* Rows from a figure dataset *
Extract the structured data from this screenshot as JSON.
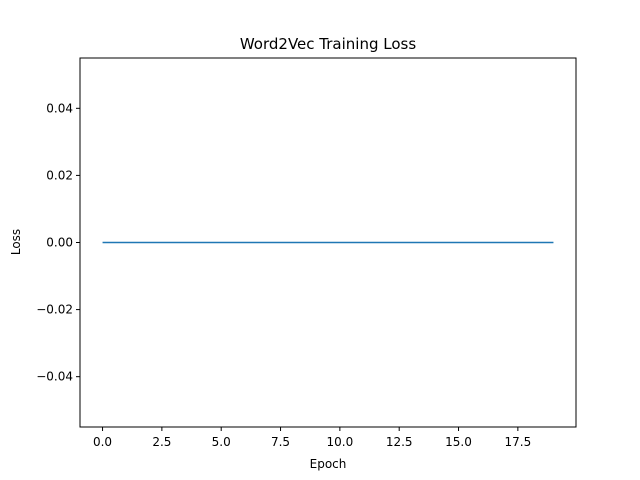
{
  "chart_data": {
    "type": "line",
    "title": "Word2Vec Training Loss",
    "xlabel": "Epoch",
    "ylabel": "Loss",
    "xlim": [
      -0.95,
      19.95
    ],
    "ylim": [
      -0.055,
      0.055
    ],
    "x_ticks": [
      0.0,
      2.5,
      5.0,
      7.5,
      10.0,
      12.5,
      15.0,
      17.5
    ],
    "x_tick_labels": [
      "0.0",
      "2.5",
      "5.0",
      "7.5",
      "10.0",
      "12.5",
      "15.0",
      "17.5"
    ],
    "y_ticks": [
      0.04,
      0.02,
      0.0,
      -0.02,
      -0.04
    ],
    "y_tick_labels": [
      "0.04",
      "0.02",
      "0.00",
      "−0.02",
      "−0.04"
    ],
    "grid": false,
    "series": [
      {
        "color": "#1f77b4",
        "x": [
          0,
          1,
          2,
          3,
          4,
          5,
          6,
          7,
          8,
          9,
          10,
          11,
          12,
          13,
          14,
          15,
          16,
          17,
          18,
          19
        ],
        "y": [
          0,
          0,
          0,
          0,
          0,
          0,
          0,
          0,
          0,
          0,
          0,
          0,
          0,
          0,
          0,
          0,
          0,
          0,
          0,
          0
        ]
      }
    ]
  }
}
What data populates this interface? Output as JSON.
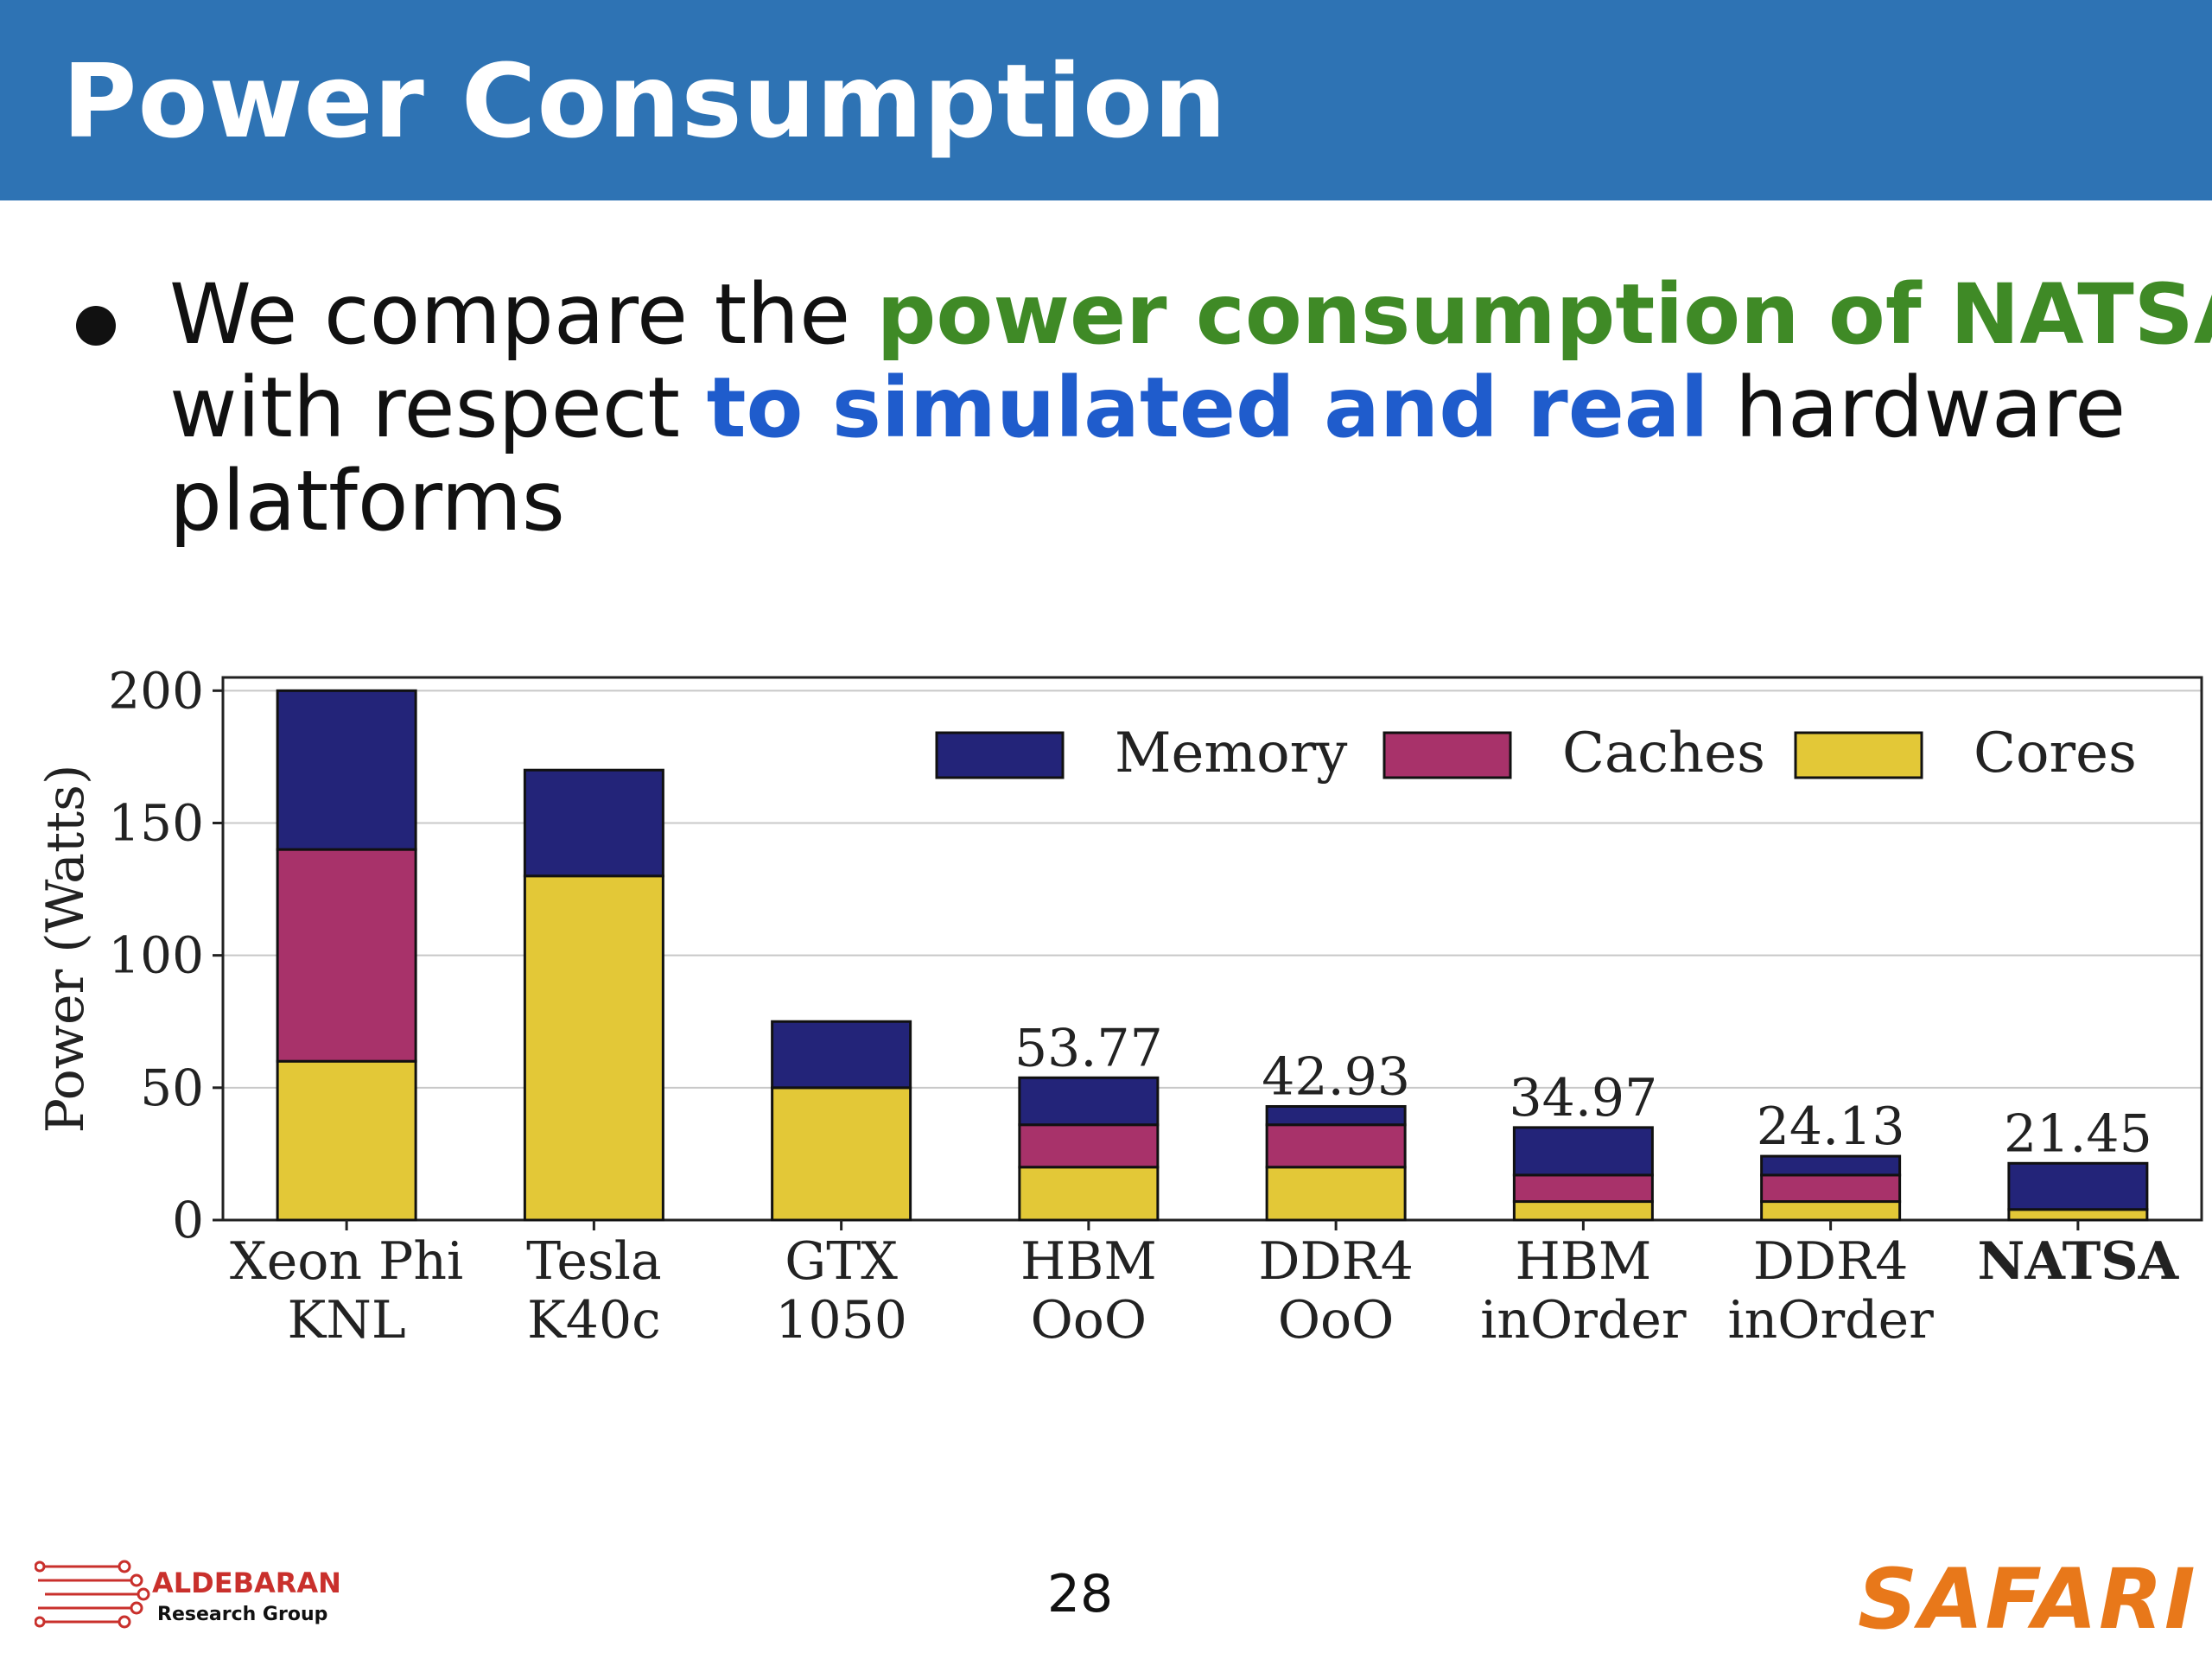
{
  "slide": {
    "title": "Power Consumption",
    "bullet": {
      "part1": "We compare the ",
      "part2": "power consumption of NATSA",
      "part3": "with respect ",
      "part4": "to simulated and real",
      "part5": " hardware",
      "part6": "platforms"
    },
    "page_number": "28"
  },
  "footer": {
    "left_logo_name": "ALDEBARAN",
    "left_logo_sub": "Research Group",
    "right_logo": "SAFARI"
  },
  "colors": {
    "title_bar": "#2e73b4",
    "memory": "#232479",
    "caches": "#a8326a",
    "cores": "#e3c837",
    "highlight_green": "#3f8a26",
    "highlight_blue": "#1f5ccc",
    "safari": "#e8781a",
    "aldebaran": "#c9302c"
  },
  "chart_data": {
    "type": "bar",
    "stacked": true,
    "ylabel": "Power (Watts)",
    "ylim": [
      0,
      205
    ],
    "yticks": [
      0,
      50,
      100,
      150,
      200
    ],
    "grid": "horizontal",
    "legend": "top-right",
    "categories": [
      [
        "Xeon Phi",
        "KNL"
      ],
      [
        "Tesla",
        "K40c"
      ],
      [
        "GTX",
        "1050"
      ],
      [
        "HBM",
        "OoO"
      ],
      [
        "DDR4",
        "OoO"
      ],
      [
        "HBM",
        "inOrder"
      ],
      [
        "DDR4",
        "inOrder"
      ],
      [
        "NATSA"
      ]
    ],
    "bold_categories": [
      7
    ],
    "series": [
      {
        "name": "Cores",
        "color": "#e3c837",
        "values": [
          60,
          130,
          50,
          20,
          20,
          7,
          7,
          4
        ]
      },
      {
        "name": "Caches",
        "color": "#a8326a",
        "values": [
          80,
          0,
          0,
          16,
          16,
          10,
          10,
          0
        ]
      },
      {
        "name": "Memory",
        "color": "#232479",
        "values": [
          60,
          40,
          25,
          17.77,
          6.93,
          17.97,
          7.13,
          17.45
        ]
      }
    ],
    "legend_order": [
      "Memory",
      "Caches",
      "Cores"
    ],
    "totals_labels": [
      null,
      null,
      null,
      "53.77",
      "42.93",
      "34.97",
      "24.13",
      "21.45"
    ]
  }
}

* Requirements *
Without the pictures, print the records in full, exactly as they appear.

* Output for this exercise *
Extract the structured data from this screenshot as JSON.
{
  "chart_data": {
    "type": "line",
    "title": "Word2Vec Training Loss",
    "xlabel": "Epoch",
    "ylabel": "Loss",
    "xlim": [
      -0.95,
      19.95
    ],
    "ylim": [
      -0.055,
      0.055
    ],
    "x_ticks": [
      0.0,
      2.5,
      5.0,
      7.5,
      10.0,
      12.5,
      15.0,
      17.5
    ],
    "x_tick_labels": [
      "0.0",
      "2.5",
      "5.0",
      "7.5",
      "10.0",
      "12.5",
      "15.0",
      "17.5"
    ],
    "y_ticks": [
      0.04,
      0.02,
      0.0,
      -0.02,
      -0.04
    ],
    "y_tick_labels": [
      "0.04",
      "0.02",
      "0.00",
      "−0.02",
      "−0.04"
    ],
    "grid": false,
    "series": [
      {
        "color": "#1f77b4",
        "x": [
          0,
          1,
          2,
          3,
          4,
          5,
          6,
          7,
          8,
          9,
          10,
          11,
          12,
          13,
          14,
          15,
          16,
          17,
          18,
          19
        ],
        "y": [
          0,
          0,
          0,
          0,
          0,
          0,
          0,
          0,
          0,
          0,
          0,
          0,
          0,
          0,
          0,
          0,
          0,
          0,
          0,
          0
        ]
      }
    ]
  }
}
What data populates this interface? Output as JSON.
{
  "slide": {
    "title": "Power Consumption",
    "bullet": {
      "part1": "We compare the ",
      "part2": "power consumption of NATSA",
      "part3": "with respect ",
      "part4": "to simulated and real",
      "part5": " hardware",
      "part6": "platforms"
    },
    "page_number": "28"
  },
  "footer": {
    "left_logo_name": "ALDEBARAN",
    "left_logo_sub": "Research Group",
    "right_logo": "SAFARI"
  },
  "colors": {
    "title_bar": "#2e73b4",
    "memory": "#232479",
    "caches": "#a8326a",
    "cores": "#e3c837",
    "highlight_green": "#3f8a26",
    "highlight_blue": "#1f5ccc",
    "safari": "#e8781a",
    "aldebaran": "#c9302c"
  },
  "chart_data": {
    "type": "bar",
    "stacked": true,
    "ylabel": "Power (Watts)",
    "ylim": [
      0,
      205
    ],
    "yticks": [
      0,
      50,
      100,
      150,
      200
    ],
    "grid": "horizontal",
    "legend": "top-right",
    "categories": [
      [
        "Xeon Phi",
        "KNL"
      ],
      [
        "Tesla",
        "K40c"
      ],
      [
        "GTX",
        "1050"
      ],
      [
        "HBM",
        "OoO"
      ],
      [
        "DDR4",
        "OoO"
      ],
      [
        "HBM",
        "inOrder"
      ],
      [
        "DDR4",
        "inOrder"
      ],
      [
        "NATSA"
      ]
    ],
    "bold_categories": [
      7
    ],
    "series": [
      {
        "name": "Cores",
        "color": "#e3c837",
        "values": [
          60,
          130,
          50,
          20,
          20,
          7,
          7,
          4
        ]
      },
      {
        "name": "Caches",
        "color": "#a8326a",
        "values": [
          80,
          0,
          0,
          16,
          16,
          10,
          10,
          0
        ]
      },
      {
        "name": "Memory",
        "color": "#232479",
        "values": [
          60,
          40,
          25,
          17.77,
          6.93,
          17.97,
          7.13,
          17.45
        ]
      }
    ],
    "legend_order": [
      "Memory",
      "Caches",
      "Cores"
    ],
    "totals_labels": [
      null,
      null,
      null,
      "53.77",
      "42.93",
      "34.97",
      "24.13",
      "21.45"
    ]
  }
}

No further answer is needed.